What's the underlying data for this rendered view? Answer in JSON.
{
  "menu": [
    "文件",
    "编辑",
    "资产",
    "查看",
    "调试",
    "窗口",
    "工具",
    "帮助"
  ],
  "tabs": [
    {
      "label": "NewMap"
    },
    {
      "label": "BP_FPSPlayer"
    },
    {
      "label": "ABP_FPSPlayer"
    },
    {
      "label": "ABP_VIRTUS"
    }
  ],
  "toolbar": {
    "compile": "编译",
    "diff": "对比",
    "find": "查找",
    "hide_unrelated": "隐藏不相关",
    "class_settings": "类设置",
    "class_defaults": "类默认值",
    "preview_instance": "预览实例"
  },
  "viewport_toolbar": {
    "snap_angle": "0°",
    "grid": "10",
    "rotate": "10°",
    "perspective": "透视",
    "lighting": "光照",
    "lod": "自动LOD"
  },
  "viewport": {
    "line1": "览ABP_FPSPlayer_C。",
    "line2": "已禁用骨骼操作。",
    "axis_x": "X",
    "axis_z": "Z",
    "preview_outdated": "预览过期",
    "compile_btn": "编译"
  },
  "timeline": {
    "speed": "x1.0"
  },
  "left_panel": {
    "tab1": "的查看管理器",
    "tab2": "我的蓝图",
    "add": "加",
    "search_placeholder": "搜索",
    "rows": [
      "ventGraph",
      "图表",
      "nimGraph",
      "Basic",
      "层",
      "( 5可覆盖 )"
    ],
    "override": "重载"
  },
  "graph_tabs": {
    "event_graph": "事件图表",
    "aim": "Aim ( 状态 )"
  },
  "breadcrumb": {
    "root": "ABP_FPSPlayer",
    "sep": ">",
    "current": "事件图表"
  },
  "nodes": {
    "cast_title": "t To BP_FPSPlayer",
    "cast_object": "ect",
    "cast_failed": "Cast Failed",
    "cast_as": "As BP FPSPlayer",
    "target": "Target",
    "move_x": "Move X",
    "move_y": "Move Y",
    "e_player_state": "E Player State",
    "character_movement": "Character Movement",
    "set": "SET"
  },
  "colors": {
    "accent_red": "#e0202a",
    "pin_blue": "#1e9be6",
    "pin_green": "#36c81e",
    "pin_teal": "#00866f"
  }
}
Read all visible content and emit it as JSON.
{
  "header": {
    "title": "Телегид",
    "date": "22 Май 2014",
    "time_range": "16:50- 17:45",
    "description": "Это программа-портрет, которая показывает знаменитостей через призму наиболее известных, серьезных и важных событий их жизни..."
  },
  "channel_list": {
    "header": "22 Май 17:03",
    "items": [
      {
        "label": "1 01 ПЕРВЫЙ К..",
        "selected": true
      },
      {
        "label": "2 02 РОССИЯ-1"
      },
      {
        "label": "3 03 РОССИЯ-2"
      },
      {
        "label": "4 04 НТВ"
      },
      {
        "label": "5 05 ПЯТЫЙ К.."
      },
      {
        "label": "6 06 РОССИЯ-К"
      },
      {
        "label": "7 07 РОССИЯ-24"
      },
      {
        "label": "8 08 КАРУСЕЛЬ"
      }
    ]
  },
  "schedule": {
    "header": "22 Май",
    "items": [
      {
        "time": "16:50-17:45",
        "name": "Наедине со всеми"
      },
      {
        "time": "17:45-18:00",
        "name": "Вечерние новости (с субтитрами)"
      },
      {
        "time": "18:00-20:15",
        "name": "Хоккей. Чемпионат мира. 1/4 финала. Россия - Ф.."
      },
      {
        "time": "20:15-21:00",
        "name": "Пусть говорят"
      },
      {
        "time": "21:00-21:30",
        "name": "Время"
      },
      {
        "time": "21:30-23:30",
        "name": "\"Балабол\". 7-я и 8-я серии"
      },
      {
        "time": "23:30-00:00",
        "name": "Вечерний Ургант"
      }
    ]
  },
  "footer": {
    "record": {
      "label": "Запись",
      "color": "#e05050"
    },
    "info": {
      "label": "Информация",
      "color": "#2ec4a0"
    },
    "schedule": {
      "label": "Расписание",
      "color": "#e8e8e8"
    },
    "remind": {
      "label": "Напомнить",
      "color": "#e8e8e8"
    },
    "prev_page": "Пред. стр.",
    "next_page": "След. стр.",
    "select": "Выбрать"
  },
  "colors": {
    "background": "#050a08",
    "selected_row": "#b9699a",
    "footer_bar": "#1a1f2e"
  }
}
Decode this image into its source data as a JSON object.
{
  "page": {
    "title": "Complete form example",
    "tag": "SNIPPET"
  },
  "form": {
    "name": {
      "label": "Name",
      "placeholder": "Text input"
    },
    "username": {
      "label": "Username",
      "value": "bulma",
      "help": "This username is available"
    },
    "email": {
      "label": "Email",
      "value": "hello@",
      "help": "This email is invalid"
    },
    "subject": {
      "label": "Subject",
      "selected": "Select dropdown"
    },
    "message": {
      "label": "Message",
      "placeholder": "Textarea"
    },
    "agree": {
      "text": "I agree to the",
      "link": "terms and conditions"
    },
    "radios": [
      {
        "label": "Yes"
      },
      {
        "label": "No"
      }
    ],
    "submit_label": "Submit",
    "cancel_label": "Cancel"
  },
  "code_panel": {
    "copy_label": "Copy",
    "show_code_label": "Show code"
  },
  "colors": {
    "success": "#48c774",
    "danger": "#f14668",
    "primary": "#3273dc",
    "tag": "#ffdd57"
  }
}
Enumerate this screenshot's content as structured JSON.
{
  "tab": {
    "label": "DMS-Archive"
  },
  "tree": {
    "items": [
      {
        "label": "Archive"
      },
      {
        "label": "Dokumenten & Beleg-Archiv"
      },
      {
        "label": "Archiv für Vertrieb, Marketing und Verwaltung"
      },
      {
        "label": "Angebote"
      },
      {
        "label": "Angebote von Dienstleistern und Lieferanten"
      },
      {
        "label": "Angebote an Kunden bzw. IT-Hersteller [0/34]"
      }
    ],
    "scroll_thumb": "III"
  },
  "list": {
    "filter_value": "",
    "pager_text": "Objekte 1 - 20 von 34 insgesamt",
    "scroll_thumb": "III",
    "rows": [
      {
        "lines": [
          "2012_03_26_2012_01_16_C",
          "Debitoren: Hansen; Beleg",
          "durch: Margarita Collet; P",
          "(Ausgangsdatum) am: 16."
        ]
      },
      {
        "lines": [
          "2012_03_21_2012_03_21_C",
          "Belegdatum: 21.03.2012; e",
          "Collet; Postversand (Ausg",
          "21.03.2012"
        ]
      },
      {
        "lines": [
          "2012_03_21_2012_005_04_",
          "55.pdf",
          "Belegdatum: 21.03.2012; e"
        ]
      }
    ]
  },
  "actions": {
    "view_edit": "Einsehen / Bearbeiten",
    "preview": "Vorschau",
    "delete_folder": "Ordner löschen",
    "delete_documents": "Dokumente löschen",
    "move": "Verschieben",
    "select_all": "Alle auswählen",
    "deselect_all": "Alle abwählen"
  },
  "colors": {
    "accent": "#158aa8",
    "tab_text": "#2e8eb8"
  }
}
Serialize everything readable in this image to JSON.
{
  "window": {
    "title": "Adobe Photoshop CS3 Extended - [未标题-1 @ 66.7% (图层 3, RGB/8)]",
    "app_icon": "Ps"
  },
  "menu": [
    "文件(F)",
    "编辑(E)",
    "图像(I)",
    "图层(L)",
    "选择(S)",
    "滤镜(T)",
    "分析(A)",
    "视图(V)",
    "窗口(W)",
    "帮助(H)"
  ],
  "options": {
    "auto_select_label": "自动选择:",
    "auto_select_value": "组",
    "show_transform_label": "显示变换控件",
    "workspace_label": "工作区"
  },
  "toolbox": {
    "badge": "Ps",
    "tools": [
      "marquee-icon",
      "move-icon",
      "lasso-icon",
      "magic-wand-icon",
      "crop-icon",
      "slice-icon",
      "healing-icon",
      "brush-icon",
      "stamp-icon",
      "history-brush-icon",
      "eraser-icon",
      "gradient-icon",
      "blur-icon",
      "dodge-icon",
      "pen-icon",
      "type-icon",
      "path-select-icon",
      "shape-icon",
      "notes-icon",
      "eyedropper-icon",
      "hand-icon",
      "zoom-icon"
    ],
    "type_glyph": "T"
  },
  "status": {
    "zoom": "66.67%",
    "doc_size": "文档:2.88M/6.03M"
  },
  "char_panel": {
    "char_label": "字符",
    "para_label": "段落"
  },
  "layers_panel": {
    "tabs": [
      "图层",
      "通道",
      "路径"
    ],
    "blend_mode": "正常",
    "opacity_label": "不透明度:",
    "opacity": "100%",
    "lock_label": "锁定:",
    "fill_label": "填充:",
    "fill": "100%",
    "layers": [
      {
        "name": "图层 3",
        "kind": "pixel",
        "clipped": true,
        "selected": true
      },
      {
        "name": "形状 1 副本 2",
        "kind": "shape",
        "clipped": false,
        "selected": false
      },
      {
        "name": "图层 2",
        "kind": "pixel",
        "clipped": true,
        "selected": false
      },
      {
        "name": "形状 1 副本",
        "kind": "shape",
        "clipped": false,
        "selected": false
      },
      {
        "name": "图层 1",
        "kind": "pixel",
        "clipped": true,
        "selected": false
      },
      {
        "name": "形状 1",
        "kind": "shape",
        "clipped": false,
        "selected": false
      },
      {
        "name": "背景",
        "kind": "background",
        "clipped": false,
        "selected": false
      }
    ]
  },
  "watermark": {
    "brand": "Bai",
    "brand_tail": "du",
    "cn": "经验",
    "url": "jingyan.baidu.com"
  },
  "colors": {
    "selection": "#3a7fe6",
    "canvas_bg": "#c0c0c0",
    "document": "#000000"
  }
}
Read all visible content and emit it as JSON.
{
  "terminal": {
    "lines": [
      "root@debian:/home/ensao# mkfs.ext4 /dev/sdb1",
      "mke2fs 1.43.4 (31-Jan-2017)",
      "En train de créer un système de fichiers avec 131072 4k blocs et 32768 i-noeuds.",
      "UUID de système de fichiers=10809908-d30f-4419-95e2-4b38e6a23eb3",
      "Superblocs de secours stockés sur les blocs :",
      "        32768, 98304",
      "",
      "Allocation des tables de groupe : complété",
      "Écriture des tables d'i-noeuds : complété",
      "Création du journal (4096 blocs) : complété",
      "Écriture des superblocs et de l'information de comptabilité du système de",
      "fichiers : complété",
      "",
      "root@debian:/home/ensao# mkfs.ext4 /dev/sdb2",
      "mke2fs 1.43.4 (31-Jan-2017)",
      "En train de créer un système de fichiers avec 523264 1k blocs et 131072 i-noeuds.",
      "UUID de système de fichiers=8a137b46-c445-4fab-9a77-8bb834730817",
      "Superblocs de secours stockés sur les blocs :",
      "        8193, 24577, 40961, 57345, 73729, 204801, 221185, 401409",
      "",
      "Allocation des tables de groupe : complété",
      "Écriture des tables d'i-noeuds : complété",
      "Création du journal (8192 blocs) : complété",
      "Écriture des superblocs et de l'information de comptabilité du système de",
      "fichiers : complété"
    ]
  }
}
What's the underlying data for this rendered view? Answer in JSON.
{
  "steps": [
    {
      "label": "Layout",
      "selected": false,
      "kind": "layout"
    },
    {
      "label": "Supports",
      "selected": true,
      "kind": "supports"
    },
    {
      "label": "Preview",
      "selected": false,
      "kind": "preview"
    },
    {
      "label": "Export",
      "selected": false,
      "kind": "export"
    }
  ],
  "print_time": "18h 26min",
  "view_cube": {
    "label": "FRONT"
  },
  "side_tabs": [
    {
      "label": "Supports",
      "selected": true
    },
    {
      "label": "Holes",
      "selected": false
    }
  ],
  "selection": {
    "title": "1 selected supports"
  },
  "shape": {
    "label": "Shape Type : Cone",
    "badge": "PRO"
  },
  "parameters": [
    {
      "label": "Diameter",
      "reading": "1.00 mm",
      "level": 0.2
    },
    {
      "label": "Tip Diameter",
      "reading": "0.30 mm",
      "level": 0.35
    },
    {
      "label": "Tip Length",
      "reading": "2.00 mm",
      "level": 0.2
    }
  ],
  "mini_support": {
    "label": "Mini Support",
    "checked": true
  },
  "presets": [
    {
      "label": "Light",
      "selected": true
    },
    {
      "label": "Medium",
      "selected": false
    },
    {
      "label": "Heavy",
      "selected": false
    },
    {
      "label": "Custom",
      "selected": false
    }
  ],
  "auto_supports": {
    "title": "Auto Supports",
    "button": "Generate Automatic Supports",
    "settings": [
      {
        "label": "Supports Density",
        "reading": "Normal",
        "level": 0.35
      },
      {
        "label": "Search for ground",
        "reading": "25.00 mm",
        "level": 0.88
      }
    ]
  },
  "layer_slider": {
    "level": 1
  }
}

-*-

(WRITTEN PROBLEM) Give nothing but the count of lines in the listing above that hold the string "debian".

(SOLUTION TO THIS TASK) 2